* [WHAT IS ASKED]: Repeat the material in full. Keep every line exactly as it is.

* [STORED ROWS]:
--- Start ---

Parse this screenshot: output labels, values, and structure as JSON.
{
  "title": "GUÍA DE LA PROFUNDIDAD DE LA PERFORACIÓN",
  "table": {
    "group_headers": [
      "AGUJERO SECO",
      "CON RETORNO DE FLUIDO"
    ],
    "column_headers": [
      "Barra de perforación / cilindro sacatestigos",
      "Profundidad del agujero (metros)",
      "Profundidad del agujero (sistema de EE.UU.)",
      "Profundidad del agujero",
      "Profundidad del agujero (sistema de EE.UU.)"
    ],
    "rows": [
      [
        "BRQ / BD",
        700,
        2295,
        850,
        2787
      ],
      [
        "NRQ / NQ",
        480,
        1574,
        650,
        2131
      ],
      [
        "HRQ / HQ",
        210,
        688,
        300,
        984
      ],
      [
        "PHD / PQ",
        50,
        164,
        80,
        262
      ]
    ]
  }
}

--- End ---

* [WORKED SOLUTION]:
Parse this screenshot: output labels, values, and structure as JSON.
{
  "title": "GUÍA DE LA PROFUNDIDAD DE LA PERFORACIÓN",
  "table": {
    "group_headers": [
      "AGUJERO SECO",
      "CON RETORNO DE FLUIDO"
    ],
    "column_headers": [
      "Barra de perforación / cilindro sacatestigos",
      "Profundidad del agujero (metros)",
      "Profundidad del agujero (sistema de EE.UU.)",
      "Profundidad del agujero",
      "Profundidad del agujero (sistema de EE.UU.)"
    ],
    "rows": [
      [
        "BRQ / BD",
        700,
        2295,
        850,
        2787
      ],
      [
        "NRQ / NQ",
        480,
        1574,
        650,
        2131
      ],
      [
        "HRQ / HQ",
        210,
        688,
        300,
        984
      ],
      [
        "PHD / PQ",
        50,
        164,
        80,
        262
      ]
    ]
  }
}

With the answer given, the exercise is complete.